**Material for this exercise**
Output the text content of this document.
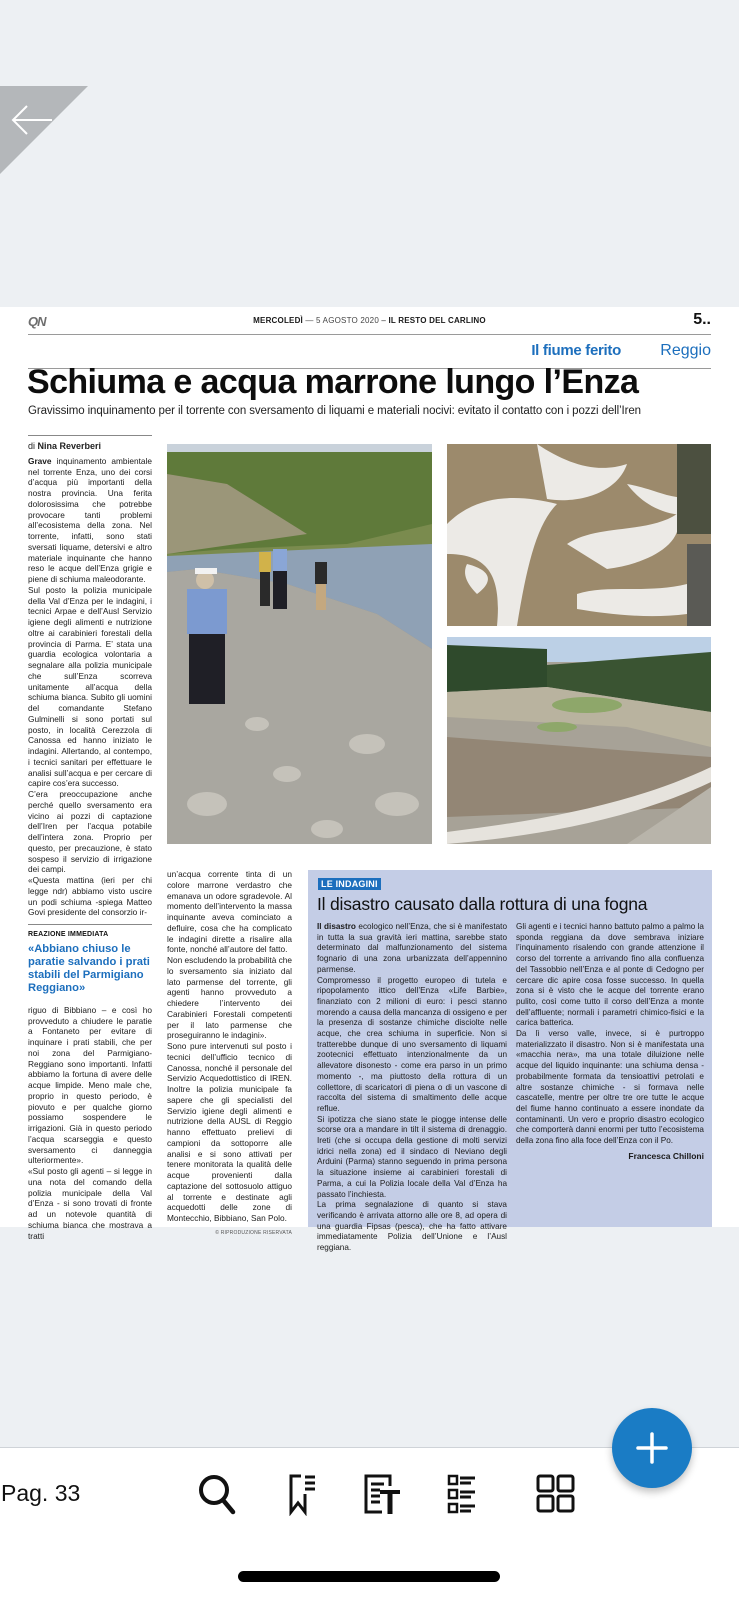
QN	MERCOLEDÌ — 5 AGOSTO 2020 – IL RESTO DEL CARLINO	5..
Il fiume ferito Reggio
Schiuma e acqua marrone lungo l’Enza
Gravissimo inquinamento per il torrente con sversamento di liquami e materiali nocivi: evitato il contatto con i pozzi dell’Iren
di Nina Reverberi

Grave inquinamento ambientale nel torrente Enza, uno dei corsi d’acqua più importanti della nostra provincia. Una ferita dolorosissima che potrebbe provocare tanti problemi all’ecosistema della zona. Nel torrente, infatti, sono stati sversati liquame, detersivi e altro materiale inquinante che hanno reso le acque dell’Enza grigie e piene di schiuma maleodorante.

Sul posto la polizia municipale della Val d’Enza per le indagini, i tecnici Arpae e dell’Ausl Servizio igiene degli alimenti e nutrizione oltre ai carabinieri forestali della provincia di Parma. E’ stata una guardia ecologica volontaria a segnalare alla polizia municipale che sull’Enza scorreva unitamente all’acqua della schiuma bianca. Subito gli uomini del comandante Stefano Gulminelli si sono portati sul posto, in località Cerezzola di Canossa ed hanno iniziato le indagini. Allertando, al contempo, i tecnici sanitari per effettuare le analisi sull’acqua e per cercare di capire cos’era successo.

C’era preoccupazione anche perché quello sversamento era vicino ai pozzi di captazione dell’Iren per l’acqua potabile dell’intera zona. Proprio per questo, per precauzione, è stato sospeso il servizio di irrigazione dei campi.

«Questa mattina (ieri per chi legge ndr) abbiamo visto uscire un podi schiuma -spiega Matteo Govi presidente del consorzio ir-

REAZIONE IMMEDIATA
«Abbiano chiuso le paratie salvando i prati stabili del Parmigiano Reggiano»

riguo di Bibbiano – e così ho provveduto a chiudere le paratie a Fontaneto per evitare di inquinare i prati stabili, che per noi zona del Parmigiano-Reggiano sono importanti. Infatti abbiamo la fortuna di avere delle acque limpide. Meno male che, proprio in questo periodo, è piovuto e per qualche giorno possiamo sospendere le irrigazioni. Già in questo periodo l’acqua scarseggia e questo sversamento ci danneggia ulteriormente».

«Sul posto gli agenti – si legge in una nota del comando della polizia municipale della Val d’Enza - si sono trovati di fronte ad un notevole quantità di schiuma bianca che mostrava a tratti

un’acqua corrente tinta di un colore marrone verdastro che emanava un odore sgradevole. Al momento dell’intervento la massa inquinante aveva cominciato a defluire, cosa che ha complicato le indagini dirette a risalire alla fonte, nonché all’autore del fatto.

Non escludendo la probabilità che lo sversamento sia iniziato dal lato parmense del torrente, gli agenti hanno provveduto a chiedere l’intervento dei Carabinieri Forestali competenti per il lato parmense che proseguiranno le indagini».

Sono pure intervenuti sul posto i tecnici dell’ufficio tecnico di Canossa, nonché il personale del Servizio Acquedottistico di IREN. Inoltre la polizia municipale fa sapere che gli specialisti del Servizio igiene degli alimenti e nutrizione della AUSL di Reggio hanno effettuato prelievi di campioni da sottoporre alle analisi e si sono attivati per tenere monitorata la qualità delle acque provenienti dalla captazione del sottosuolo attiguo al torrente e destinate agli acquedotti delle zone di Montecchio, Bibbiano, San Polo.

© RIPRODUZIONE RISERVATA
LE INDAGINI
Il disastro causato dalla rottura di una fogna

Il disastro ecologico nell’Enza, che si è manifestato in tutta la sua gravità ieri mattina, sarebbe stato determinato dal malfunzionamento del sistema fognario di una zona urbanizzata dell’appennino parmense.

Compromesso il progetto europeo di tutela e ripopolamento ittico dell’Enza «Life Barbie», finanziato con 2 milioni di euro: i pesci stanno morendo a causa della mancanza di ossigeno e per la presenza di sostanze chimiche disciolte nelle acque, che crea schiuma in superficie. Non si tratterebbe dunque di uno sversamento di liquami zootecnici effettuato intenzionalmente da un allevatore disonesto - come era parso in un primo momento -, ma piuttosto della rottura di un collettore, di scaricatori di piena o di un vascone di raccolta del sistema di smaltimento delle acque reflue.

Si ipotizza che siano state le piogge intense delle scorse ora a mandare in tilt il sistema di drenaggio. Ireti (che si occupa della gestione di molti servizi idrici nella zona) ed il sindaco di Neviano degli Arduini (Parma) stanno seguendo in prima persona la situazione insieme ai carabinieri forestali di Parma, a cui la Polizia locale della Val d’Enza ha passato l’inchiesta.

La prima segnalazione di quanto si stava verificando è arrivata attorno alle ore 8, ad opera di una guardia Fipsas (pesca), che ha fatto attivare immediatamente Polizia dell’Unione e l’Ausl reggiana.

Gli agenti e i tecnici hanno battuto palmo a palmo la sponda reggiana da dove sembrava iniziare l’inquinamento risalendo con grande attenzione il corso del torrente a arrivando fino alla confluenza del Tassobbio nell’Enza e al ponte di Cedogno per cercare dic apire cosa fosse successo. In quella zona si è visto che le acque del torrente erano pulito, così come tutto il corso dell’Enza a monte dell’affluente; normali i parametri chimico-fisici e la carica batterica.

Da lì verso valle, invece, si è purtroppo materializzato il disastro. Non si è manifestata una «macchia nera», ma una totale diluizione nelle acque del liquido inquinante: una schiuma densa - probabilmente formata da tensioattivi petrolati e altre sostanze chimiche - si formava nelle cascatelle, mentre per oltre tre ore tutte le acque del fiume hanno continuato a essere inondate da contaminanti. Un vero e proprio disastro ecologico che comporterà danni enormi per tutto l’ecosistema della zona fino alla foce dell’Enza con il Po.

Francesca Chilloni
Pag. 33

**Aim**
Transcribe all the data word for word; the images stay out.

**Exercise output**
Output the text content of this document.
QN	MERCOLEDÌ — 5 AGOSTO 2020 – IL RESTO DEL CARLINO	5..
Il fiume ferito Reggio
Schiuma e acqua marrone lungo l’Enza
Gravissimo inquinamento per il torrente con sversamento di liquami e materiali nocivi: evitato il contatto con i pozzi dell’Iren
di Nina Reverberi

Grave inquinamento ambientale nel torrente Enza, uno dei corsi d’acqua più importanti della nostra provincia. Una ferita dolorosissima che potrebbe provocare tanti problemi all’ecosistema della zona. Nel torrente, infatti, sono stati sversati liquame, detersivi e altro materiale inquinante che hanno reso le acque dell’Enza grigie e piene di schiuma maleodorante.

Sul posto la polizia municipale della Val d’Enza per le indagini, i tecnici Arpae e dell’Ausl Servizio igiene degli alimenti e nutrizione oltre ai carabinieri forestali della provincia di Parma. E’ stata una guardia ecologica volontaria a segnalare alla polizia municipale che sull’Enza scorreva unitamente all’acqua della schiuma bianca. Subito gli uomini del comandante Stefano Gulminelli si sono portati sul posto, in località Cerezzola di Canossa ed hanno iniziato le indagini. Allertando, al contempo, i tecnici sanitari per effettuare le analisi sull’acqua e per cercare di capire cos’era successo.

C’era preoccupazione anche perché quello sversamento era vicino ai pozzi di captazione dell’Iren per l’acqua potabile dell’intera zona. Proprio per questo, per precauzione, è stato sospeso il servizio di irrigazione dei campi.

«Questa mattina (ieri per chi legge ndr) abbiamo visto uscire un podi schiuma -spiega Matteo Govi presidente del consorzio ir-

REAZIONE IMMEDIATA
«Abbiano chiuso le paratie salvando i prati stabili del Parmigiano Reggiano»

riguo di Bibbiano – e così ho provveduto a chiudere le paratie a Fontaneto per evitare di inquinare i prati stabili, che per noi zona del Parmigiano-Reggiano sono importanti. Infatti abbiamo la fortuna di avere delle acque limpide. Meno male che, proprio in questo periodo, è piovuto e per qualche giorno possiamo sospendere le irrigazioni. Già in questo periodo l’acqua scarseggia e questo sversamento ci danneggia ulteriormente».

«Sul posto gli agenti – si legge in una nota del comando della polizia municipale della Val d’Enza - si sono trovati di fronte ad un notevole quantità di schiuma bianca che mostrava a tratti

un’acqua corrente tinta di un colore marrone verdastro che emanava un odore sgradevole. Al momento dell’intervento la massa inquinante aveva cominciato a defluire, cosa che ha complicato le indagini dirette a risalire alla fonte, nonché all’autore del fatto.

Non escludendo la probabilità che lo sversamento sia iniziato dal lato parmense del torrente, gli agenti hanno provveduto a chiedere l’intervento dei Carabinieri Forestali competenti per il lato parmense che proseguiranno le indagini».

Sono pure intervenuti sul posto i tecnici dell’ufficio tecnico di Canossa, nonché il personale del Servizio Acquedottistico di IREN. Inoltre la polizia municipale fa sapere che gli specialisti del Servizio igiene degli alimenti e nutrizione della AUSL di Reggio hanno effettuato prelievi di campioni da sottoporre alle analisi e si sono attivati per tenere monitorata la qualità delle acque provenienti dalla captazione del sottosuolo attiguo al torrente e destinate agli acquedotti delle zone di Montecchio, Bibbiano, San Polo.

© RIPRODUZIONE RISERVATA
LE INDAGINI
Il disastro causato dalla rottura di una fogna

Il disastro ecologico nell’Enza, che si è manifestato in tutta la sua gravità ieri mattina, sarebbe stato determinato dal malfunzionamento del sistema fognario di una zona urbanizzata dell’appennino parmense.

Compromesso il progetto europeo di tutela e ripopolamento ittico dell’Enza «Life Barbie», finanziato con 2 milioni di euro: i pesci stanno morendo a causa della mancanza di ossigeno e per la presenza di sostanze chimiche disciolte nelle acque, che crea schiuma in superficie. Non si tratterebbe dunque di uno sversamento di liquami zootecnici effettuato intenzionalmente da un allevatore disonesto - come era parso in un primo momento -, ma piuttosto della rottura di un collettore, di scaricatori di piena o di un vascone di raccolta del sistema di smaltimento delle acque reflue.

Si ipotizza che siano state le piogge intense delle scorse ora a mandare in tilt il sistema di drenaggio. Ireti (che si occupa della gestione di molti servizi idrici nella zona) ed il sindaco di Neviano degli Arduini (Parma) stanno seguendo in prima persona la situazione insieme ai carabinieri forestali di Parma, a cui la Polizia locale della Val d’Enza ha passato l’inchiesta.

La prima segnalazione di quanto si stava verificando è arrivata attorno alle ore 8, ad opera di una guardia Fipsas (pesca), che ha fatto attivare immediatamente Polizia dell’Unione e l’Ausl reggiana.

Gli agenti e i tecnici hanno battuto palmo a palmo la sponda reggiana da dove sembrava iniziare l’inquinamento risalendo con grande attenzione il corso del torrente a arrivando fino alla confluenza del Tassobbio nell’Enza e al ponte di Cedogno per cercare dic apire cosa fosse successo. In quella zona si è visto che le acque del torrente erano pulito, così come tutto il corso dell’Enza a monte dell’affluente; normali i parametri chimico-fisici e la carica batterica.

Da lì verso valle, invece, si è purtroppo materializzato il disastro. Non si è manifestata una «macchia nera», ma una totale diluizione nelle acque del liquido inquinante: una schiuma densa - probabilmente formata da tensioattivi petrolati e altre sostanze chimiche - si formava nelle cascatelle, mentre per oltre tre ore tutte le acque del fiume hanno continuato a essere inondate da contaminanti. Un vero e proprio disastro ecologico che comporterà danni enormi per tutto l’ecosistema della zona fino alla foce dell’Enza con il Po.

Francesca Chilloni
Pag. 33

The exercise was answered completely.